Exercise data.
========
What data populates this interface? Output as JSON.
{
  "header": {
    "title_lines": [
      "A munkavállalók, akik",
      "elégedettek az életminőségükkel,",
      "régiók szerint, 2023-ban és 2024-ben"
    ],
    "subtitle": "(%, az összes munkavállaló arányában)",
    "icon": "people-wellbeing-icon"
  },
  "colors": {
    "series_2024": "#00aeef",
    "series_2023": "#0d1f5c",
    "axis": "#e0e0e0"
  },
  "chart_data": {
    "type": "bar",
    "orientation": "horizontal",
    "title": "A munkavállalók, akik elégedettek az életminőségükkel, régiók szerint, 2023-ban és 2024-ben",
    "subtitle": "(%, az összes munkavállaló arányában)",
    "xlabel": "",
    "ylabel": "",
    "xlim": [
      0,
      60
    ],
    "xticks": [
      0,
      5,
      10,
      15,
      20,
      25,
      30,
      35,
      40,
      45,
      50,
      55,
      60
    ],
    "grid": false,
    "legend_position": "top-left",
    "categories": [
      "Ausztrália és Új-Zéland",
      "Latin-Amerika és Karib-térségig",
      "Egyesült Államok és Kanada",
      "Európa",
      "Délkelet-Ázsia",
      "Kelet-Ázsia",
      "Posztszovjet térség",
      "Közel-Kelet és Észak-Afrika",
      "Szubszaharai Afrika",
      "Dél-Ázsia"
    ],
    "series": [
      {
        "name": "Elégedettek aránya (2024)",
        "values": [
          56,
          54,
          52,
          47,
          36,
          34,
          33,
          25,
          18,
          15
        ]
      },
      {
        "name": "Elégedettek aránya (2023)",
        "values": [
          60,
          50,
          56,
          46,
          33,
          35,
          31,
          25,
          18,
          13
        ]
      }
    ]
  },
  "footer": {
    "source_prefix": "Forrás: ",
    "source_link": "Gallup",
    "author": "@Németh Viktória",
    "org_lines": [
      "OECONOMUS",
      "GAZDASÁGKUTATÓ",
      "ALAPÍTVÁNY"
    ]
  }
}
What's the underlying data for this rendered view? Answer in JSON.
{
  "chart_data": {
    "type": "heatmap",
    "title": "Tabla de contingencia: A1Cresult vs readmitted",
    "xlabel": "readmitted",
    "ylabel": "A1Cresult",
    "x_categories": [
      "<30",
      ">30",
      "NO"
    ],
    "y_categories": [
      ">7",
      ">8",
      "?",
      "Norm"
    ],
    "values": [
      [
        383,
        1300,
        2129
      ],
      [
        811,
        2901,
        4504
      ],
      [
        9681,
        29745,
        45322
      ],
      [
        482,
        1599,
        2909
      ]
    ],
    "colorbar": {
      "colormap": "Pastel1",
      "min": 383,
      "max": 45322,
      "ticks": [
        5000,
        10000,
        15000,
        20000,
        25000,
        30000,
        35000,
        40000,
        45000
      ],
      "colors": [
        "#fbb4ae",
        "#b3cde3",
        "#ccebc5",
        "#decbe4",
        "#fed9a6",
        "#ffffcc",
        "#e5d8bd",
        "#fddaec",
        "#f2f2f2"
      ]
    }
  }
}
========
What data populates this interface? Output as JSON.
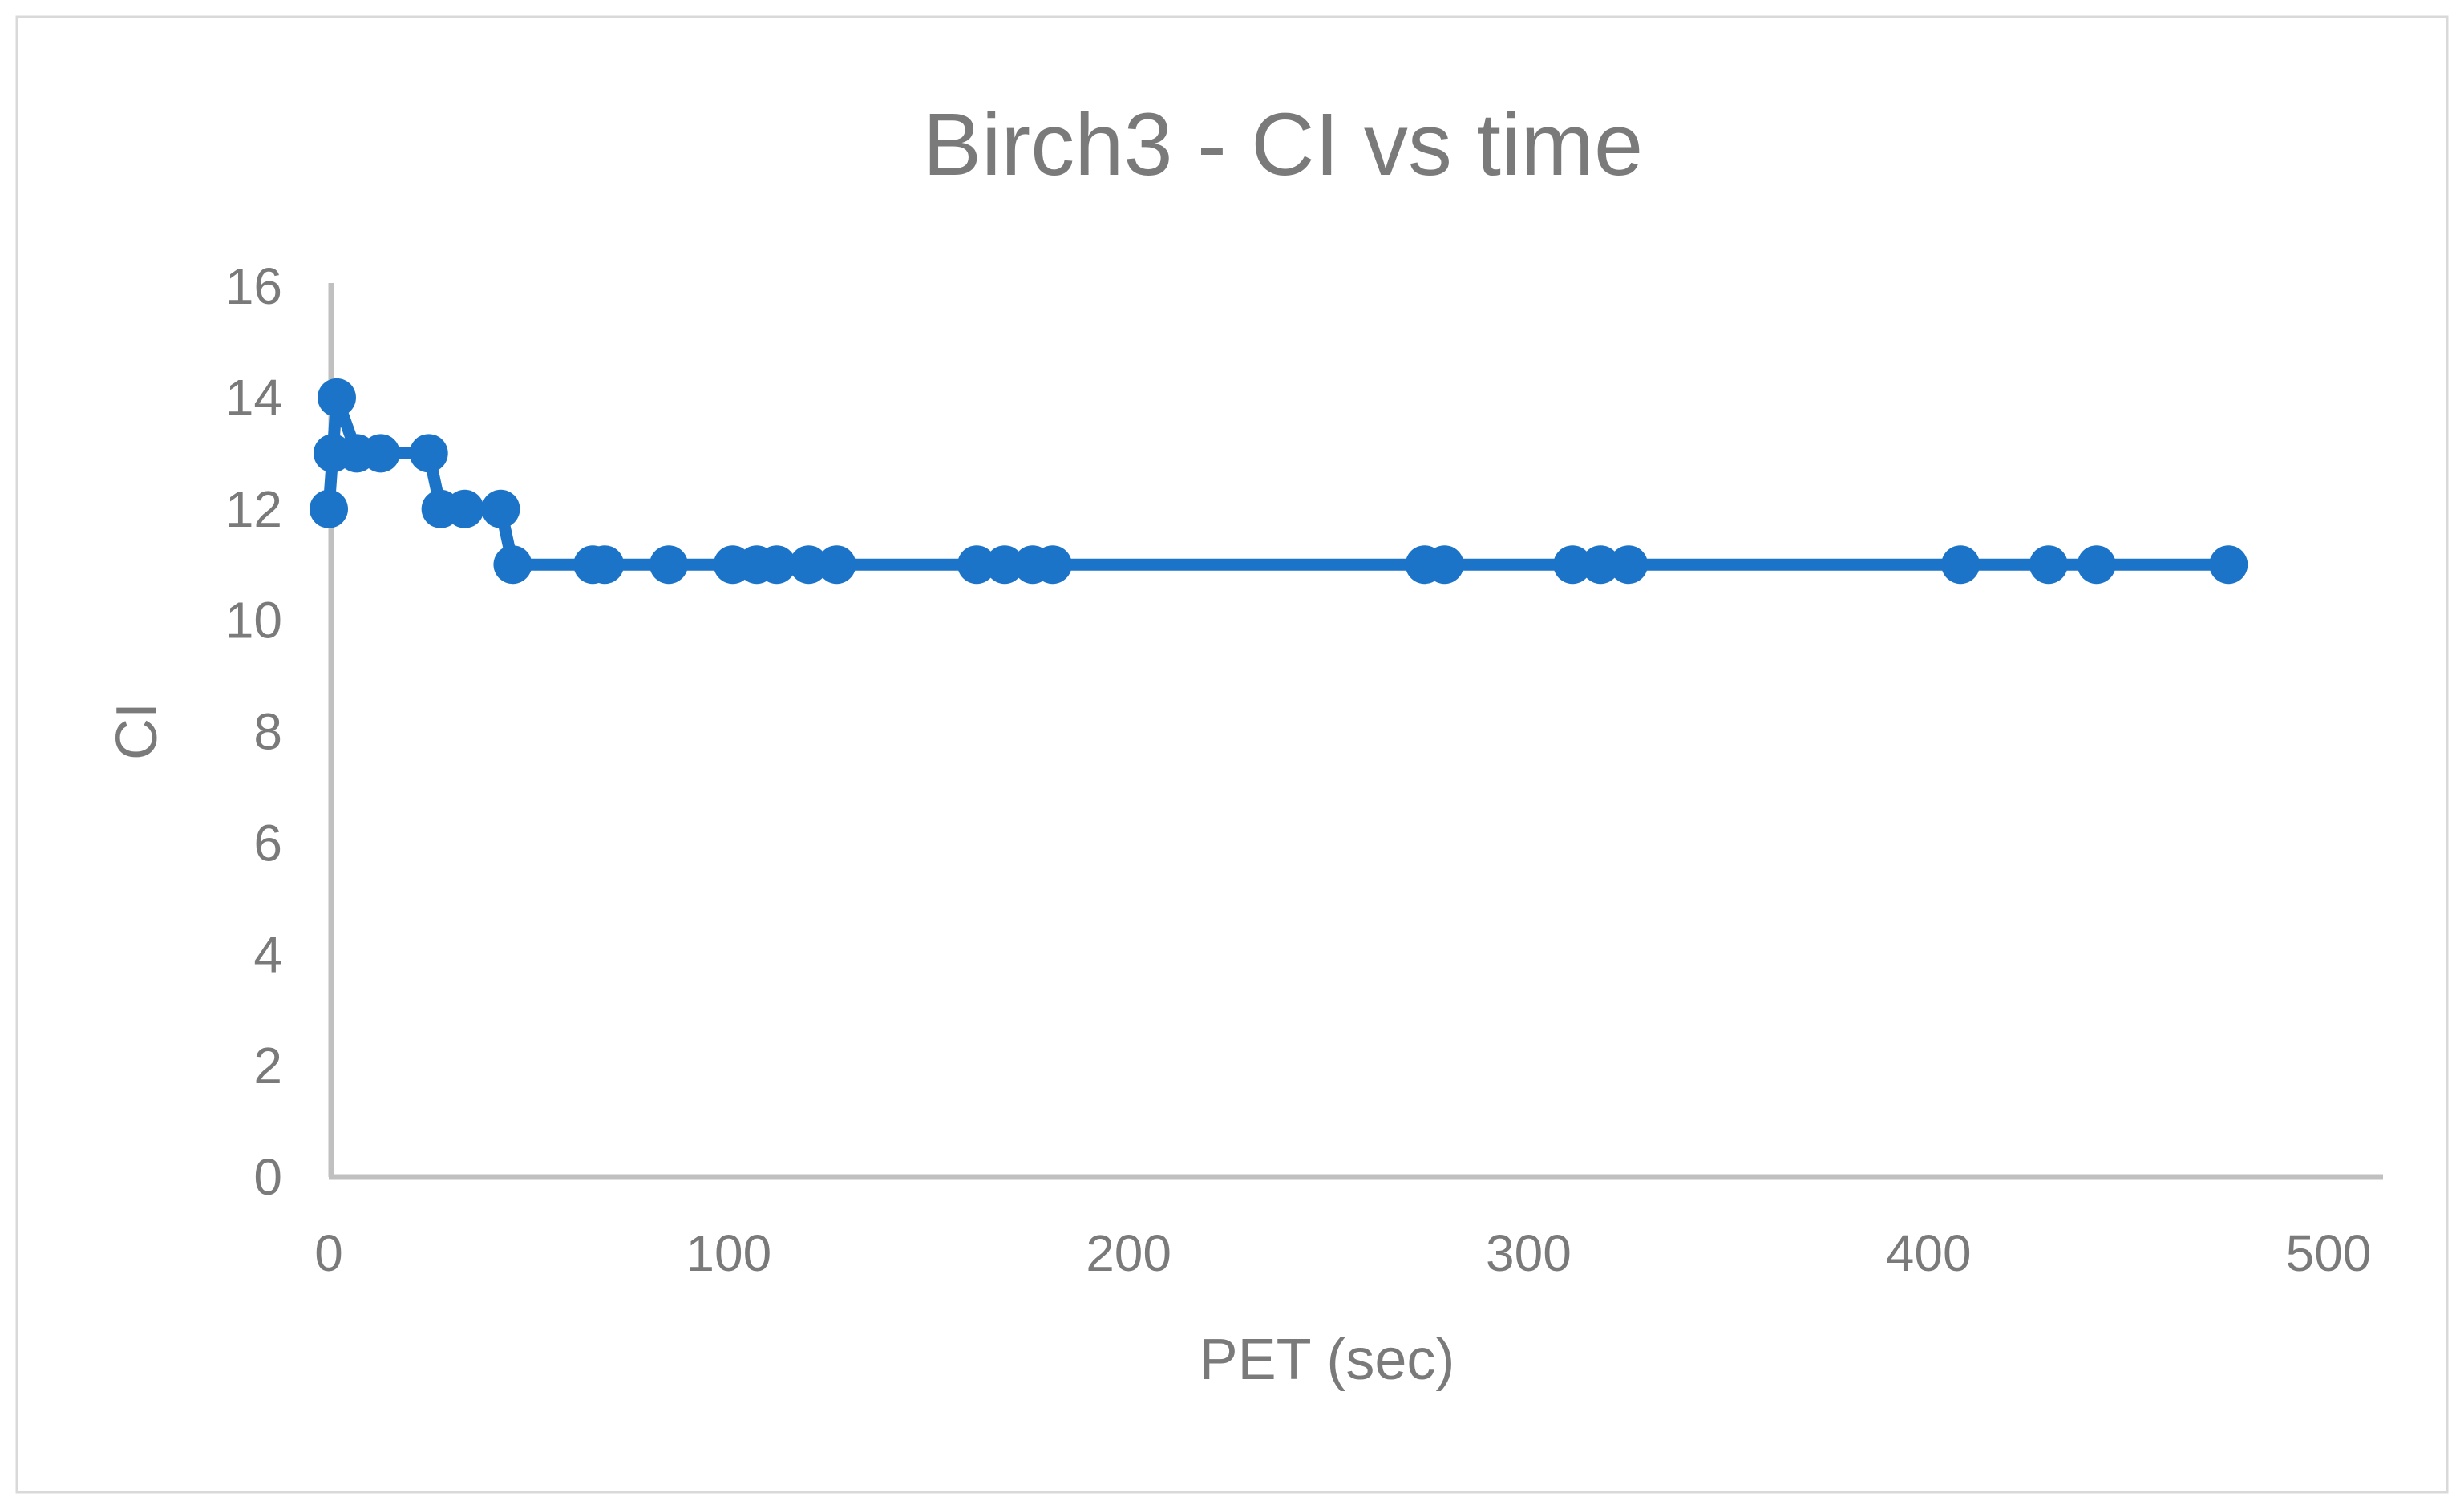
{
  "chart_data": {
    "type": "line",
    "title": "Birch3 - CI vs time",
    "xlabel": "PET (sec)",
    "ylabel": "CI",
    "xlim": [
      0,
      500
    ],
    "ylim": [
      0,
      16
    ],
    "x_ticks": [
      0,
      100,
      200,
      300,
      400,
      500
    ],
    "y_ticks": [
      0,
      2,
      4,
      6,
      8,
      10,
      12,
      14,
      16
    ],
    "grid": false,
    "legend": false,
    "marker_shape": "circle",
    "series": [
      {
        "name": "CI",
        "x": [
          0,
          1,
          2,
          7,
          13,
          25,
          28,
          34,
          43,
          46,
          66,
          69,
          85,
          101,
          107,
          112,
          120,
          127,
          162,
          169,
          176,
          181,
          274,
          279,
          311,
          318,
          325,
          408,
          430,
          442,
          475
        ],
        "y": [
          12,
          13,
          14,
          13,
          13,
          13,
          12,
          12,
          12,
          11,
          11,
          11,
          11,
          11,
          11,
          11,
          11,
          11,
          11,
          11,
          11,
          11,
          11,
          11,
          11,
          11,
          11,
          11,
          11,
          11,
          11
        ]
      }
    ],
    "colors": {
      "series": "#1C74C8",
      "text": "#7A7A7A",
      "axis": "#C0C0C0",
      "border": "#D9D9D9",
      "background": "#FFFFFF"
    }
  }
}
========
Your goal. Point out every line holding the string "Afrika" and copy it.

Exercise answer.
      "Közel-Kelet és Észak-Afrika",
      "Szubszaharai Afrika",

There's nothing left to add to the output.